Source passage:

An EOR eliminates entity formation delays, absorbs compliance risk, and handles payroll, PAYE filing, KiwiSaver contributions, ACC levies, and statutory leave administration end-to-end.
What you gain with an EOR:
- Speed: Hires go live in 1–2 working days instead of months critical in a recovering market where construction, IT, and healthcare talent is moving across competing offers
- Certainty: Employment Relations Act compliance, accurate PAYE filing every payday, correct KiwiSaver contributions at the updated 3.5% rate from April 2026, ACC levy management, and all statutory leave calculations
- Control: Employee reports to you, performs work under your direction
Testing the New Zealand market without committing to entity setup? An EOR makes sense.
Scaling quickly to tap New Zealand's recovering job market with 40,000+ vacancies projected in high-demand sectors? An EOR provides the infrastructure.
Expanding across Asia-Pacific without establishing entities in every country? An EOR keeps growth manageable.
The model works because it's legally recognized: the EOR is the statutory employer, you're the operational employer, and the employee receives full Employment Relations Act protections.
How Gloroots Simplifies Hiring in New Zealand?
When hiring in New Zealand through Gloroots, the entire process is managed for you end-to-end. You do not need to coordinate vendors, navigate IRD registration, or manage payday filing obligations yourself.
Gloroots runs the complete hiring workflow:
- Candidate sourcing, shortlisting, and background verification
- Initial screening to assess skills, experience, and role fit
- Interview coordination for final selection
- Offer issuance and compliant employment setup
- IRD registration and PAYE setup before Day 1
- KiwiSaver enrollment and employer contribution management (at the updated 3.5% rate)
- ACC levy administration
- Employee onboarding aligned with the Employment Relations Act 2000 and 2026 amendments
Gloroots provides end-to-end EOR services in New Zealand, handling written employment agreements, payroll processing in NZD, PAYE filing every payday, KiwiSaver contributions, ACC levy payments, annual leave calculations under the Holidays Act, and all statutory filings with IRD.
With Gloroots, you get:
- Audit-ready reporting
- Transparent cost breakdowns
- Finance-team-friendly invoicing with country-level detail
- GL mapping
Gloroots scales with you: whether hiring your first New Zealand employee or expanding a distributed team across 140+ countries, the infrastructure supports growth without the complexity of multi-entity management.

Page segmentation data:

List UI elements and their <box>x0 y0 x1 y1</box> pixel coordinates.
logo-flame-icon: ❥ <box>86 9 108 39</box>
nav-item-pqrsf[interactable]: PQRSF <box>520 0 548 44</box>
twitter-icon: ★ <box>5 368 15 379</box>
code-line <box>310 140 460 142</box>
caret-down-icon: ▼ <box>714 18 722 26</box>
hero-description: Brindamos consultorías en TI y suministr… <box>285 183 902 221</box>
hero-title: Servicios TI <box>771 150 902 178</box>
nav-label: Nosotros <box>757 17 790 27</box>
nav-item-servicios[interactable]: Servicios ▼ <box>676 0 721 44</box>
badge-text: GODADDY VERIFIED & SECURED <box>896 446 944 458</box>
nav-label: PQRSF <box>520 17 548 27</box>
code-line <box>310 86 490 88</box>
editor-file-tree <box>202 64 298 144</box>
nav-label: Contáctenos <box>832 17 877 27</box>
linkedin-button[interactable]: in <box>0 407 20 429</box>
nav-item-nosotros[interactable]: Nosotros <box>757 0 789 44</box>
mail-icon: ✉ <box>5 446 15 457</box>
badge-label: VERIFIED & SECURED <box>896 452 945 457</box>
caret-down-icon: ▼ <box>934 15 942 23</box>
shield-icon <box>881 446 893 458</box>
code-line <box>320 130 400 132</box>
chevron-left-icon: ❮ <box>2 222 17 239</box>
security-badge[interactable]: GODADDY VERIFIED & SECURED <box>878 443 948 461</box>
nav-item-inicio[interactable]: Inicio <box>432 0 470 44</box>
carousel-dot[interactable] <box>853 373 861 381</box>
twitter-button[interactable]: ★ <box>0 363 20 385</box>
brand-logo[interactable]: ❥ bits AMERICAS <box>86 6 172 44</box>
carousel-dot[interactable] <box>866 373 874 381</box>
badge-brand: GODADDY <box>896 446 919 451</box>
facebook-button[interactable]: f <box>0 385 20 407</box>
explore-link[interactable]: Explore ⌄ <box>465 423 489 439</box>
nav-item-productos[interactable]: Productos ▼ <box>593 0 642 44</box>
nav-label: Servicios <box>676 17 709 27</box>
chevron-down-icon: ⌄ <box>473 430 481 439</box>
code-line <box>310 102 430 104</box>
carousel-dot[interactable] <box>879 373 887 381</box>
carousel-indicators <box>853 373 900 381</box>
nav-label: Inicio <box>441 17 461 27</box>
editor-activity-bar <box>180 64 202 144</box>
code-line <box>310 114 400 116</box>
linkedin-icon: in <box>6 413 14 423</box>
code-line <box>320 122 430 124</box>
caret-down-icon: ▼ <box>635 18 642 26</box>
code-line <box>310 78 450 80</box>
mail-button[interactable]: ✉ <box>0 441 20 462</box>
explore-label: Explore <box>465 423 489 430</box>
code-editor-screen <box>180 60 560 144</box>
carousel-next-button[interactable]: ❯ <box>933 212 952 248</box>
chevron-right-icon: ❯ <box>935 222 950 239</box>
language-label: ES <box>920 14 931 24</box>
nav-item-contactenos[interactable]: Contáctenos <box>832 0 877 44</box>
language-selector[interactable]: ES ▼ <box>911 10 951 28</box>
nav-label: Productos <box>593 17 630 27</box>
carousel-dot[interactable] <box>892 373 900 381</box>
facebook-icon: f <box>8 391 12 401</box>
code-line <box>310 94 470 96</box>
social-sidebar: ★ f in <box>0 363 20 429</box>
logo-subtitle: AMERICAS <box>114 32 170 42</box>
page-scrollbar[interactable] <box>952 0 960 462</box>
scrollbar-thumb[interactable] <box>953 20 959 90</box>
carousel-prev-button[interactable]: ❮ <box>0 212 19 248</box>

Questions on the material:
1. In the New Zealand hiring text, what rate applies to KiwiSaver contributions from April 2026?
2. Write the next part of the New Zealand hiring text, picking up after its last sentence.
The data is separate material and has nothing to do with the New Zealand hiring text.

Answers for each item:
1. The updated rate is 3.5%.

2.
Book a Free Demo to learn more
FAQs About Hiring Employees in New Zealand
1. Can a foreign company hire employees in New Zealand without setting up a local entity?
Yes. Foreign companies can hire through an Employer of Record (EOR) without establishing a New Zealand entity. The EOR becomes the legal employer, handling PAYE registration, KiwiSaver contributions (3.5% from April 2026), ACC levies, written employment agreements, and Employment Relations Act compliance while you direct the employee's work.
2. What are the total employer costs for hiring in New Zealand?
On top of gross salary, budget for employer KiwiSaver contributions (3.5% from April 2026, rising to 4% in April 2028), industry-specific ACC Work Account levies, and four weeks of paid annual leave after 12 months. Average monthly costs for a software engineer run approximately NZD $9,590 in 2026, including KiwiSaver.
3. What makes New Zealand's labour market unique in 2026?
Job ads have grown for eight consecutive months through January 2026, with construction leading at 13% year-on-year growth in job openings. Healthcare, engineering, IT, skilled trades, and education face persistent skill shortages. Construction, agriculture, hospitality, and tech prioritise Green List roles for faster visa processing, giving employers in these sectors a direct immigration advantage when hiring internationally.
4. What is the easiest way to hire compliantly in New Zealand?
Partnering with an EOR is the fastest, lowest-risk path. The EOR handles written employment agreements, PAYE filing every payday, KiwiSaver contributions at the updated rate, ACC levy payments, annual leave under the Holidays Act, and all Employment Relations Act obligations while you maintain full operational control of the employee's work.